AIM
Reproduce all of the material exactly as shown.

(Collected data entries)
——

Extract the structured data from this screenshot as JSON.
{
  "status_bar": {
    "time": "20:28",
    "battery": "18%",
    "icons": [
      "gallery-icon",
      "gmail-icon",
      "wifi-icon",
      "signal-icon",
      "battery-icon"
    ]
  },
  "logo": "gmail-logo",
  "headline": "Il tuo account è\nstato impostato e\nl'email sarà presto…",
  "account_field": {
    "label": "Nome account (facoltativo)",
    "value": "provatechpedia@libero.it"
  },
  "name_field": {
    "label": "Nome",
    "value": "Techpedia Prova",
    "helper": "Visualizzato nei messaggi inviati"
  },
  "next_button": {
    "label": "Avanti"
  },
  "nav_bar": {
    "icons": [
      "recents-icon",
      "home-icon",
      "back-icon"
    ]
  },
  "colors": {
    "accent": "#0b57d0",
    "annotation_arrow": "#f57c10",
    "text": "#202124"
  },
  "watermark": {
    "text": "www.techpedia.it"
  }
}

——

FULL RESPONSE
Extract the structured data from this screenshot as JSON.
{
  "status_bar": {
    "time": "20:28",
    "battery": "18%",
    "icons": [
      "gallery-icon",
      "gmail-icon",
      "wifi-icon",
      "signal-icon",
      "battery-icon"
    ]
  },
  "logo": "gmail-logo",
  "headline": "Il tuo account è\nstato impostato e\nl'email sarà presto…",
  "account_field": {
    "label": "Nome account (facoltativo)",
    "value": "provatechpedia@libero.it"
  },
  "name_field": {
    "label": "Nome",
    "value": "Techpedia Prova",
    "helper": "Visualizzato nei messaggi inviati"
  },
  "next_button": {
    "label": "Avanti"
  },
  "nav_bar": {
    "icons": [
      "recents-icon",
      "home-icon",
      "back-icon"
    ]
  },
  "colors": {
    "accent": "#0b57d0",
    "annotation_arrow": "#f57c10",
    "text": "#202124"
  },
  "watermark": {
    "text": "www.techpedia.it"
  }
}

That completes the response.